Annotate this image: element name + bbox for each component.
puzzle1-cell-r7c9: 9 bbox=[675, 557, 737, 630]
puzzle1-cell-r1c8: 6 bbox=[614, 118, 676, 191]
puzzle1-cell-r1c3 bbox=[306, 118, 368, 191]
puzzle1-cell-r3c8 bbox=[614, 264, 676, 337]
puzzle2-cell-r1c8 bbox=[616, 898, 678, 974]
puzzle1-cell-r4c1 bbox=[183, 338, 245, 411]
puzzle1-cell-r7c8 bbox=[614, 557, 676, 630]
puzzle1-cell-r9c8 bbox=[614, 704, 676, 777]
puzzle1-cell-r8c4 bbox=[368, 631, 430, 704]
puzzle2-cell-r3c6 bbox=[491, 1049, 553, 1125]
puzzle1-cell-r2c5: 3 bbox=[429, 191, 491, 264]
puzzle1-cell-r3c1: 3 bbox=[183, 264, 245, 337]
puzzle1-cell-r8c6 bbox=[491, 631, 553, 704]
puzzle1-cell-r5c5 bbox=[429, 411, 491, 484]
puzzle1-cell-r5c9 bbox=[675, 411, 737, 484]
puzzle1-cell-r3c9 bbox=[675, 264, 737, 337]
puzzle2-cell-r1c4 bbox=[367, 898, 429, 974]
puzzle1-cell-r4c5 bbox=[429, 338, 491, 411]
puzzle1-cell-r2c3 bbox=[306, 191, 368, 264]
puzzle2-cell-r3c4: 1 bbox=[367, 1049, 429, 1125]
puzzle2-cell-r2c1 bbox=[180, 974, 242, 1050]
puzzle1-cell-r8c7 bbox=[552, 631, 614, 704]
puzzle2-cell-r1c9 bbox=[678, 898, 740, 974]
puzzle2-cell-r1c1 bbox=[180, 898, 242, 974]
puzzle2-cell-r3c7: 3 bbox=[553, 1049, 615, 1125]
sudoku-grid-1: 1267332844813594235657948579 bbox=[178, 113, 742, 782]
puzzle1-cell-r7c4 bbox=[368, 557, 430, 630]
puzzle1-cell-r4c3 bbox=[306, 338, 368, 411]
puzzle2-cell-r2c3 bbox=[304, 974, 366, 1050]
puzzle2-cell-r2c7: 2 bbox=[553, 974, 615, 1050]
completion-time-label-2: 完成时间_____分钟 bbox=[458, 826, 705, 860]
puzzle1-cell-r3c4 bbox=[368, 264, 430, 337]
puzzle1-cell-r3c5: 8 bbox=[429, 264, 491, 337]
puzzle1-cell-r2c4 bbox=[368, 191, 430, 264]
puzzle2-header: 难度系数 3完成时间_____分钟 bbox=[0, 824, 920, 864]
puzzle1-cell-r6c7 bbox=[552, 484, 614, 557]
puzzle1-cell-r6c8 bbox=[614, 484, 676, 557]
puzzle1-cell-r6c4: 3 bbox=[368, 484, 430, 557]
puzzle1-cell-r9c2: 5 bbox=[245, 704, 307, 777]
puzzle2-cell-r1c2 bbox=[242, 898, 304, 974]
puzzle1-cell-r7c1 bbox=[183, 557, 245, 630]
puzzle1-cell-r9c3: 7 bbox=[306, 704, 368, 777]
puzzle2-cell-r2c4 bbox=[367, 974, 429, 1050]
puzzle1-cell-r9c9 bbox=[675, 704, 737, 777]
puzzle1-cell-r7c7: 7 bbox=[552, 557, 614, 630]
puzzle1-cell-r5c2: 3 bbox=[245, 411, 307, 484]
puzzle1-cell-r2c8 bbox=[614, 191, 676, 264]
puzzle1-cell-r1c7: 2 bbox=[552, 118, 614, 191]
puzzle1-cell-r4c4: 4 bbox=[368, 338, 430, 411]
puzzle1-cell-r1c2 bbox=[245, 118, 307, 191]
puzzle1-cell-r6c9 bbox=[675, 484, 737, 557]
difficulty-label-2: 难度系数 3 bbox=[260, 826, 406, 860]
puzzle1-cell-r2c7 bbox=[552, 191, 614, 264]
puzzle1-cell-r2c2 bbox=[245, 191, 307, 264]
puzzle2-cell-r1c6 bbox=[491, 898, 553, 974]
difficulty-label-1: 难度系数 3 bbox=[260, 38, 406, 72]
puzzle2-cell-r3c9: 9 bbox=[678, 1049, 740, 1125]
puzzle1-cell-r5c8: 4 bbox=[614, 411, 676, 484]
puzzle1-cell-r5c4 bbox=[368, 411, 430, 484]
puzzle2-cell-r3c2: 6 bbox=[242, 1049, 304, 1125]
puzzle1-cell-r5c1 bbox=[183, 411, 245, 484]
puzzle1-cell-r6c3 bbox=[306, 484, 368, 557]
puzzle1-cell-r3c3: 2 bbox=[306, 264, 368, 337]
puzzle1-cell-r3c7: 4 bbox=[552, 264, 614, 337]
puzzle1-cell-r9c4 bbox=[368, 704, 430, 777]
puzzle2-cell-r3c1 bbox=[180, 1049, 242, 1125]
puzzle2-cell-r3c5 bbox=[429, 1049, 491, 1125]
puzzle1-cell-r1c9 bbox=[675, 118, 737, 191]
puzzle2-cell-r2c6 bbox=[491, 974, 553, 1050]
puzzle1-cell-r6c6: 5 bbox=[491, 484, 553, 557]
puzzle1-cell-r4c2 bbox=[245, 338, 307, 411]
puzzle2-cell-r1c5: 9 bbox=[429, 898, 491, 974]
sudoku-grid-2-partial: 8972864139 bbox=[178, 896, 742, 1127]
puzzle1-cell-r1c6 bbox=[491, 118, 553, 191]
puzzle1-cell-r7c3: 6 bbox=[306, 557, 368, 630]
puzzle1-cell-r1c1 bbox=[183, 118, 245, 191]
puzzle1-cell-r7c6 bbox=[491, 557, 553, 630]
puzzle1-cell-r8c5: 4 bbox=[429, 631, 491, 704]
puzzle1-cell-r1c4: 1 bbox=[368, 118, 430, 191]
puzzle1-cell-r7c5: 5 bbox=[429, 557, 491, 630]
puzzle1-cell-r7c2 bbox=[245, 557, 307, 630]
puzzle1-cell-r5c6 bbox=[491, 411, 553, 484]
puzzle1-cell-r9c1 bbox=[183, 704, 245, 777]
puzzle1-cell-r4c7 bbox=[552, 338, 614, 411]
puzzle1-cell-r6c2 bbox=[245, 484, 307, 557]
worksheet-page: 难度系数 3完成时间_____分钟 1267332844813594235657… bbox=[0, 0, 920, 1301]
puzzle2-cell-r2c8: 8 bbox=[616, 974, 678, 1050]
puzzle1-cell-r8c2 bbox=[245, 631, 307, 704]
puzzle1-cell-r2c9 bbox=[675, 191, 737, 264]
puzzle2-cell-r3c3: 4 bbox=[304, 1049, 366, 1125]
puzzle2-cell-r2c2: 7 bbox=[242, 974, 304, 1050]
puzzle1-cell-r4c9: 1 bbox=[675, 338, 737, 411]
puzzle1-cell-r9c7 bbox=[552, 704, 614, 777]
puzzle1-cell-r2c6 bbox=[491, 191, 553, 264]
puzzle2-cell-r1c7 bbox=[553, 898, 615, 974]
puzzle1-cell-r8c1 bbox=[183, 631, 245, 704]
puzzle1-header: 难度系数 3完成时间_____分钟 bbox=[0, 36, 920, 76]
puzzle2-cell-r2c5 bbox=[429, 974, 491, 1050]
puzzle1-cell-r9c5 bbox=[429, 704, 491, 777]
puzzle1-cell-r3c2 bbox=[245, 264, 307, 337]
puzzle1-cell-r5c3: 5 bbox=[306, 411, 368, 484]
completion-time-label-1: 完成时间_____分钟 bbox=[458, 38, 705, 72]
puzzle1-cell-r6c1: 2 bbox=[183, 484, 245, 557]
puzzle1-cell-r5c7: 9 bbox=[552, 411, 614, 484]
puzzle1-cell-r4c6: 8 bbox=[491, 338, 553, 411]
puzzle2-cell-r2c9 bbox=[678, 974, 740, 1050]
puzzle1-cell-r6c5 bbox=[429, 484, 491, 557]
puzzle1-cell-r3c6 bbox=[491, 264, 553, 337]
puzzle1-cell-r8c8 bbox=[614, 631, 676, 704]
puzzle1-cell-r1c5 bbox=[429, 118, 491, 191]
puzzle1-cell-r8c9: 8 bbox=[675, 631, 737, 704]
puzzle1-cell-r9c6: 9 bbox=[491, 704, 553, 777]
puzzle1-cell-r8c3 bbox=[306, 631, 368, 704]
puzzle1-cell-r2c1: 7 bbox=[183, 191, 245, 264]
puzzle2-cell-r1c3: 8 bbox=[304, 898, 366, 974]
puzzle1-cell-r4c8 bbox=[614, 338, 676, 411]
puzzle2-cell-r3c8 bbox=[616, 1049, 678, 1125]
* * * * * * *
* **What you should do**
Reproduce the records word for word from their first line through the line that contains "puzzle1-cell-r2c5: 3 bbox=[429, 191, 491, 264]", including both of those lines.

* **Result**
Annotate this image: element name + bbox for each component.
puzzle1-cell-r7c9: 9 bbox=[675, 557, 737, 630]
puzzle1-cell-r1c8: 6 bbox=[614, 118, 676, 191]
puzzle1-cell-r1c3 bbox=[306, 118, 368, 191]
puzzle1-cell-r3c8 bbox=[614, 264, 676, 337]
puzzle2-cell-r1c8 bbox=[616, 898, 678, 974]
puzzle1-cell-r4c1 bbox=[183, 338, 245, 411]
puzzle1-cell-r7c8 bbox=[614, 557, 676, 630]
puzzle1-cell-r9c8 bbox=[614, 704, 676, 777]
puzzle1-cell-r8c4 bbox=[368, 631, 430, 704]
puzzle2-cell-r3c6 bbox=[491, 1049, 553, 1125]
puzzle1-cell-r2c5: 3 bbox=[429, 191, 491, 264]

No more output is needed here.